▸ RECORDS FOR THE TASK
**********

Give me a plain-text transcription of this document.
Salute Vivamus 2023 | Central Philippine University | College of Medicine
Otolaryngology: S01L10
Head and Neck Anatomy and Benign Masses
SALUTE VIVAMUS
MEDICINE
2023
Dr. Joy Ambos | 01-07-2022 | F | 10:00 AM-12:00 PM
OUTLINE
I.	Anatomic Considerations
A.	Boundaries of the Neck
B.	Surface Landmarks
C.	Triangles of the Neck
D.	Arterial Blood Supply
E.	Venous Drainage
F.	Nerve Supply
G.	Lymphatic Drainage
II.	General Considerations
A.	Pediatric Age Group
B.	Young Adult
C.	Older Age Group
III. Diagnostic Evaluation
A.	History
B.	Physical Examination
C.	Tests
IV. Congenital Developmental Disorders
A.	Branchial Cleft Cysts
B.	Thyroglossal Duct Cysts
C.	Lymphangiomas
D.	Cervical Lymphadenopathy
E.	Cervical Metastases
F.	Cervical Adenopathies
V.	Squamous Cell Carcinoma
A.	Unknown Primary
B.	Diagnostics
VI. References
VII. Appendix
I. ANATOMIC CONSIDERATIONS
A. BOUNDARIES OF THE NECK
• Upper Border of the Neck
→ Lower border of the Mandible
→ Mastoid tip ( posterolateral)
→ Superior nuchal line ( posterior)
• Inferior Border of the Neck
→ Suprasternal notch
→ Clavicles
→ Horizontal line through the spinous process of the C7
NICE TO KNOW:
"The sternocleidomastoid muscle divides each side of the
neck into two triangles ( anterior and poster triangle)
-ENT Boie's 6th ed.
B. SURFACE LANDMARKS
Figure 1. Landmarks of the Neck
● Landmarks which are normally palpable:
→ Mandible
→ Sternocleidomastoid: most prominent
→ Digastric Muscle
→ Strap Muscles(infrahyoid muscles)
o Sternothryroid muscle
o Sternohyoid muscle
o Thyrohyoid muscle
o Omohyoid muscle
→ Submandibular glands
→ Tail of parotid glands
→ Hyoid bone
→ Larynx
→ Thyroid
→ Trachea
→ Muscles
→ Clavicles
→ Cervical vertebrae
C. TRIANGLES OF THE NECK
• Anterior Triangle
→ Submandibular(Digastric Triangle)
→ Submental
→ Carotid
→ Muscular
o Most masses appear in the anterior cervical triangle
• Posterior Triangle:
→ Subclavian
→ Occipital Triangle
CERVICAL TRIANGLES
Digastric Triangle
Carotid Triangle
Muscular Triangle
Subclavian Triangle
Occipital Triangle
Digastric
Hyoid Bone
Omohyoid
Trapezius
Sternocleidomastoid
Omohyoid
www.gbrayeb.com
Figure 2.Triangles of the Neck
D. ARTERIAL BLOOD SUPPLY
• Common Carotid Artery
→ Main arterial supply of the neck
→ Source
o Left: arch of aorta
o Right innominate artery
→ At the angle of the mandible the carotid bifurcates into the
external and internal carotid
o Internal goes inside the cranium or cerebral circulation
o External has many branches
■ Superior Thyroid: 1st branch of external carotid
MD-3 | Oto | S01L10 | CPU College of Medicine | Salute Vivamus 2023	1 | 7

**********

▸ REQUIREMENTS
Nothing but a number is needed here: how many lines hold the string "Digastric"?

▸ EXPECTED ANSWER
4